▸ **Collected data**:
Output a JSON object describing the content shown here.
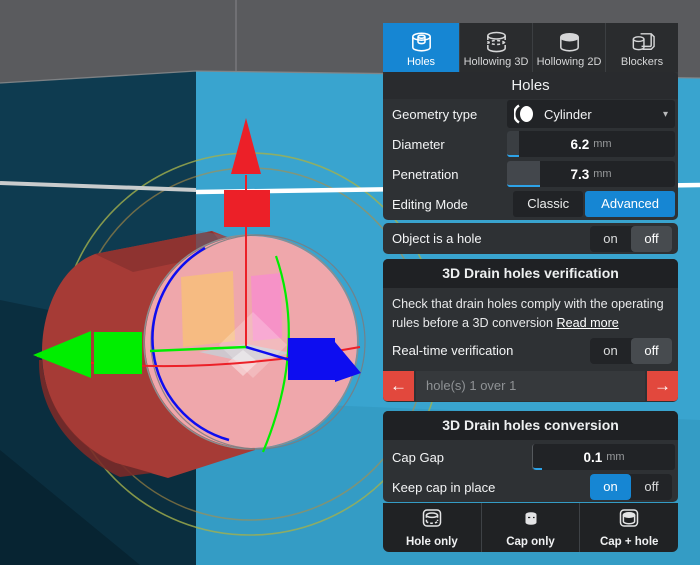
{
  "panel": {
    "tabs": [
      {
        "label": "Holes",
        "icon": "holes-cylinder",
        "active": true
      },
      {
        "label": "Hollowing 3D",
        "icon": "hollowing-3d-cylinder",
        "active": false
      },
      {
        "label": "Hollowing 2D",
        "icon": "hollowing-2d-cylinder",
        "active": false
      },
      {
        "label": "Blockers",
        "icon": "blocker-cube-cylinder",
        "active": false
      }
    ],
    "title": "Holes",
    "geometry_type": {
      "label": "Geometry type",
      "value": "Cylinder",
      "caret": "▾"
    },
    "diameter": {
      "label": "Diameter",
      "value": "6.2",
      "unit": "mm"
    },
    "penetration": {
      "label": "Penetration",
      "value": "7.3",
      "unit": "mm"
    },
    "editing_mode": {
      "label": "Editing Mode",
      "options": [
        "Classic",
        "Advanced"
      ],
      "selected": "Advanced"
    },
    "toggle_labels": {
      "on": "on",
      "off": "off"
    },
    "object_is_a_hole": {
      "label": "Object is a hole",
      "value": "off"
    },
    "verification": {
      "title": "3D Drain holes verification",
      "description": "Check that drain holes comply with the operating rules before a 3D conversion",
      "link": "Read more",
      "realtime": {
        "label": "Real-time verification",
        "value": "off"
      },
      "nav": {
        "prev_icon": "←",
        "next_icon": "→",
        "status": "hole(s) 1 over 1"
      }
    },
    "conversion": {
      "title": "3D Drain holes conversion",
      "cap_gap": {
        "label": "Cap Gap",
        "value": "0.1",
        "unit": "mm"
      },
      "keep_cap": {
        "label": "Keep cap in place",
        "value": "on"
      }
    },
    "actions": [
      {
        "label": "Hole only",
        "icon": "box-with-hole"
      },
      {
        "label": "Cap only",
        "icon": "cap-cylinder"
      },
      {
        "label": "Cap + hole",
        "icon": "box-with-cap-and-hole"
      }
    ],
    "colors": {
      "accent_blue": "#1686d3",
      "accent_red": "#e2483d"
    }
  },
  "scene": {
    "colors": {
      "background": "#5a5b5e",
      "cube_left": "#0e3b50",
      "cube_right": "#39a4cf",
      "slice_left": "#c9cccd",
      "slice_right": "#ffffff",
      "cylinder": "#a63b36",
      "cylinder_dark": "#8c3330",
      "cylinder_shadow": "#7a2a28",
      "sphere": "#efa7ab",
      "decal_orange": "#f6bc7f",
      "decal_pink": "#f590c8",
      "axis_x": "#ec2028",
      "axis_y": "#00ee00",
      "axis_z": "#0d0df0",
      "ring_inner": "#b08e42",
      "ring_outer": "#a2b04c",
      "grid_gray": "#8b8e90"
    }
  }
}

▸ **What the exercise asks**: Using the records given above, list every line that includes the word "conversion".

▸ **Reply to the exercise**:
      "description": "Check that drain holes comply with the operating rules before a 3D conversion",
    "conversion": {
      "title": "3D Drain holes conversion",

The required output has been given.